** Task directions **
Copy out each line that has "name" in it.
# start of Provided material
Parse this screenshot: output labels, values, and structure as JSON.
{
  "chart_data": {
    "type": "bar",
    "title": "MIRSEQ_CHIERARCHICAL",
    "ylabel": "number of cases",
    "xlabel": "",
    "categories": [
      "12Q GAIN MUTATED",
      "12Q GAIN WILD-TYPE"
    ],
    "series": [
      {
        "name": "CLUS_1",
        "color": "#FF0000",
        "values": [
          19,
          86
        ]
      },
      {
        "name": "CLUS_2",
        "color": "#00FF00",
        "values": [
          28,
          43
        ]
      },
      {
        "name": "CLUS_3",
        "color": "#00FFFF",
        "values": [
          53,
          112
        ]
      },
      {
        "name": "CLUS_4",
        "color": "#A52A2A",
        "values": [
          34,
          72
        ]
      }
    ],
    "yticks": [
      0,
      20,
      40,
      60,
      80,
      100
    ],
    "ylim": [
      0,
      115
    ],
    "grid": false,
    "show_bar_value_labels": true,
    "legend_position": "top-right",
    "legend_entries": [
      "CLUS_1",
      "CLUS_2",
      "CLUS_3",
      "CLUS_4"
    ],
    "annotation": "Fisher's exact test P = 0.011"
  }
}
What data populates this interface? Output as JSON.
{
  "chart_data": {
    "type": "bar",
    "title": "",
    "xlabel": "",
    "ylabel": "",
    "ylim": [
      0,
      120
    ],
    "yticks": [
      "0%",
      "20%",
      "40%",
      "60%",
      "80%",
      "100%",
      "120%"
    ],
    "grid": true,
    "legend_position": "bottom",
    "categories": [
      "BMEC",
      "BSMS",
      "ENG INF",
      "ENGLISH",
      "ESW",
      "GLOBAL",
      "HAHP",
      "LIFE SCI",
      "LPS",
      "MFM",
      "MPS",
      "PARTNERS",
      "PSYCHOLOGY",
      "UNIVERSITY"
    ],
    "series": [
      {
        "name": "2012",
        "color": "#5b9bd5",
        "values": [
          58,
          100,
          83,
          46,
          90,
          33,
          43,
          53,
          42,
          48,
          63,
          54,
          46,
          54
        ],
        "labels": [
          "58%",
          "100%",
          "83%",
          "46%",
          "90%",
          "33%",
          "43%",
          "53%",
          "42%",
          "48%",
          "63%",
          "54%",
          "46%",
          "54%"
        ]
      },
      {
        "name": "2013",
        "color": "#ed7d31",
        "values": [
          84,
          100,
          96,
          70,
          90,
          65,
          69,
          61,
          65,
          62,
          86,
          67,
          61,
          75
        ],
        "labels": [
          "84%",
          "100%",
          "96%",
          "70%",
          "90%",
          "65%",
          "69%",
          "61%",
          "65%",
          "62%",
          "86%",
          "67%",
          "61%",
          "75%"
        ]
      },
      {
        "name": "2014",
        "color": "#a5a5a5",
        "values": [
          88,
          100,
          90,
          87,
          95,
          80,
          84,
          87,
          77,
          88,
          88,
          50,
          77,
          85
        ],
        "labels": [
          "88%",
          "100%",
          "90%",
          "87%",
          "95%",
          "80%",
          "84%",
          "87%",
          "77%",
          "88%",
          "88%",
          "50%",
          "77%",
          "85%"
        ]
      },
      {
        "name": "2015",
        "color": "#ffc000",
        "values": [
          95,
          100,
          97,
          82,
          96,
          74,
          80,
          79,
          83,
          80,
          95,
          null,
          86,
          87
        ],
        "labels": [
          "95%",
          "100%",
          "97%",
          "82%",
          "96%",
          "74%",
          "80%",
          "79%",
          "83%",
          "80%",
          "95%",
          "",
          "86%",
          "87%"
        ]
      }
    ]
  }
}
# end of Provided material
** Exercise answer **
        "name": "CLUS_1",
        "name": "CLUS_2",
        "name": "CLUS_3",
        "name": "CLUS_4",
        "name": "2012",
        "name": "2013",
        "name": "2014",
        "name": "2015",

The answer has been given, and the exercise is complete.